___ PROVIDED MATERIAL ___

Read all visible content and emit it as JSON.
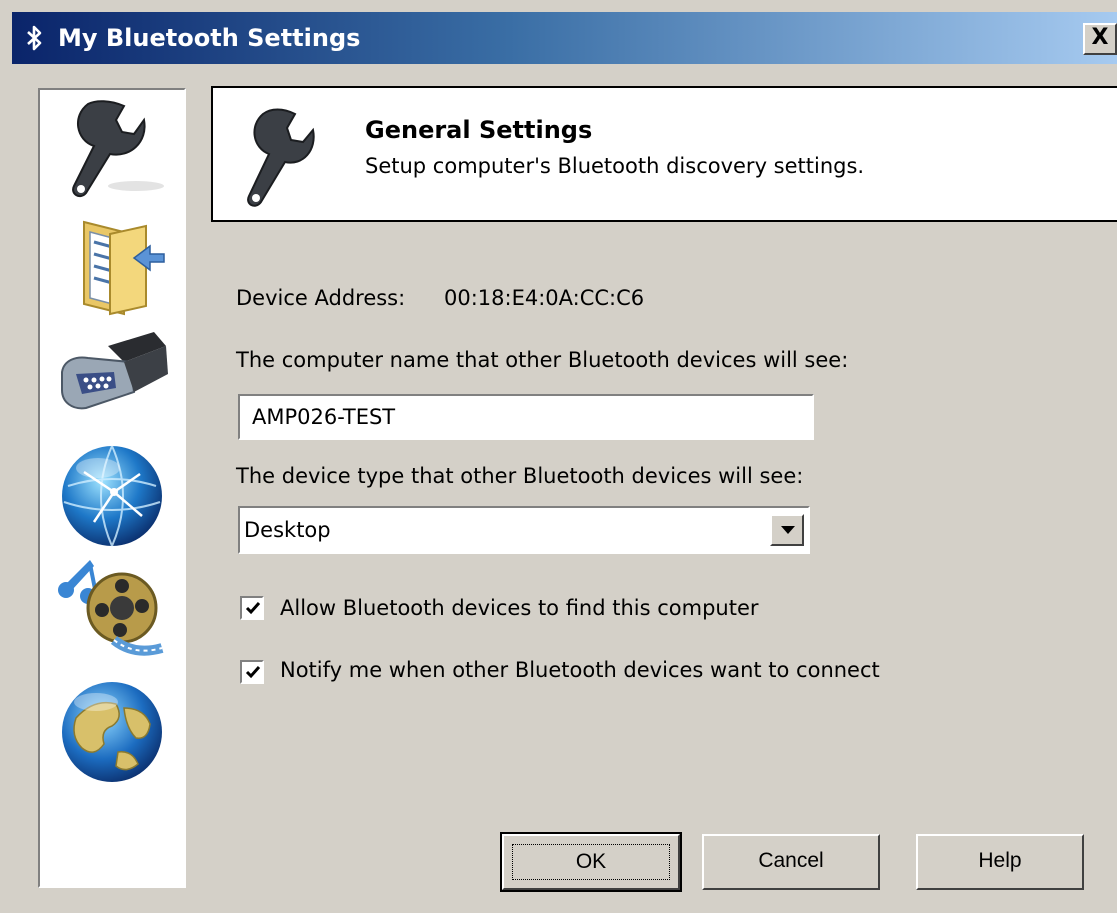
{
  "window": {
    "title": "My Bluetooth Settings",
    "title_icon": "bluetooth-icon",
    "close_label": "X"
  },
  "sidebar": {
    "items": [
      {
        "icon": "wrench-icon"
      },
      {
        "icon": "folder-transfer-icon"
      },
      {
        "icon": "serial-port-icon"
      },
      {
        "icon": "network-globe-icon"
      },
      {
        "icon": "music-film-icon"
      },
      {
        "icon": "world-globe-icon"
      }
    ]
  },
  "header": {
    "icon": "wrench-icon",
    "title": "General Settings",
    "subtitle": "Setup computer's Bluetooth discovery settings."
  },
  "form": {
    "device_address_label": "Device Address:",
    "device_address_value": "00:18:E4:0A:CC:C6",
    "computer_name_label": "The computer name that other Bluetooth devices will see:",
    "computer_name_value": "AMP026-TEST",
    "device_type_label": "The device type that other Bluetooth devices will see:",
    "device_type_value": "Desktop",
    "allow_find_label": "Allow Bluetooth devices to find this computer",
    "allow_find_checked": true,
    "notify_label": "Notify me when other Bluetooth devices want to connect",
    "notify_checked": true
  },
  "buttons": {
    "ok": "OK",
    "cancel": "Cancel",
    "help": "Help"
  }
}
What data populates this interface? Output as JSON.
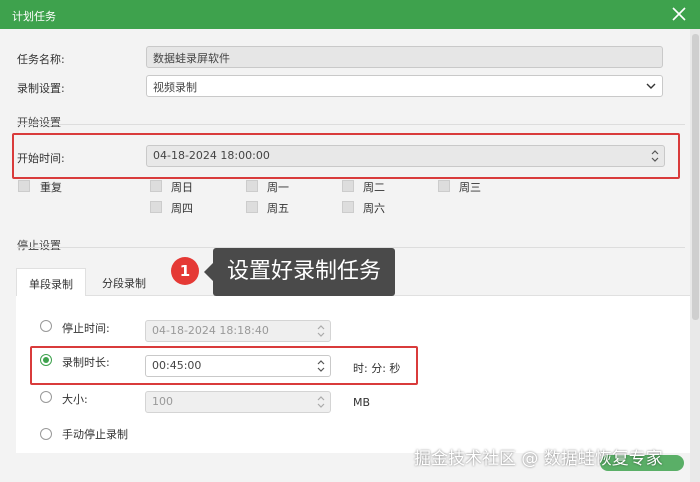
{
  "window": {
    "title": "计划任务"
  },
  "task": {
    "name_label": "任务名称:",
    "name_value": "数据蛙录屏软件"
  },
  "record_setting": {
    "label": "录制设置:",
    "value": "视频录制"
  },
  "start": {
    "section_title": "开始设置",
    "time_label": "开始时间:",
    "time_value": "04-18-2024 18:00:00",
    "repeat_label": "重复",
    "days": [
      "周日",
      "周一",
      "周二",
      "周三",
      "周四",
      "周五",
      "周六"
    ]
  },
  "stop": {
    "section_title": "停止设置",
    "tabs": [
      "单段录制",
      "分段录制"
    ],
    "stop_time_label": "停止时间:",
    "stop_time_value": "04-18-2024 18:18:40",
    "duration_label": "录制时长:",
    "duration_value": "00:45:00",
    "duration_units": "时: 分: 秒",
    "size_label": "大小:",
    "size_value": "100",
    "size_unit": "MB",
    "manual_label": "手动停止录制"
  },
  "annotation": {
    "badge": "1",
    "text": "设置好录制任务"
  },
  "watermark": "掘金技术社区 @ 数据蛙恢复专家",
  "colors": {
    "accent": "#3ea24d",
    "highlight": "#d93b3b",
    "badge": "#e53935"
  }
}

___

DESCRIPTION OF THE TASK: Keep only those lines of the records that hold "JSON", and return them.

EXERCISE OUTPUT:
Read all visible content and emit it as JSON.
What data populates this interface? Output as JSON.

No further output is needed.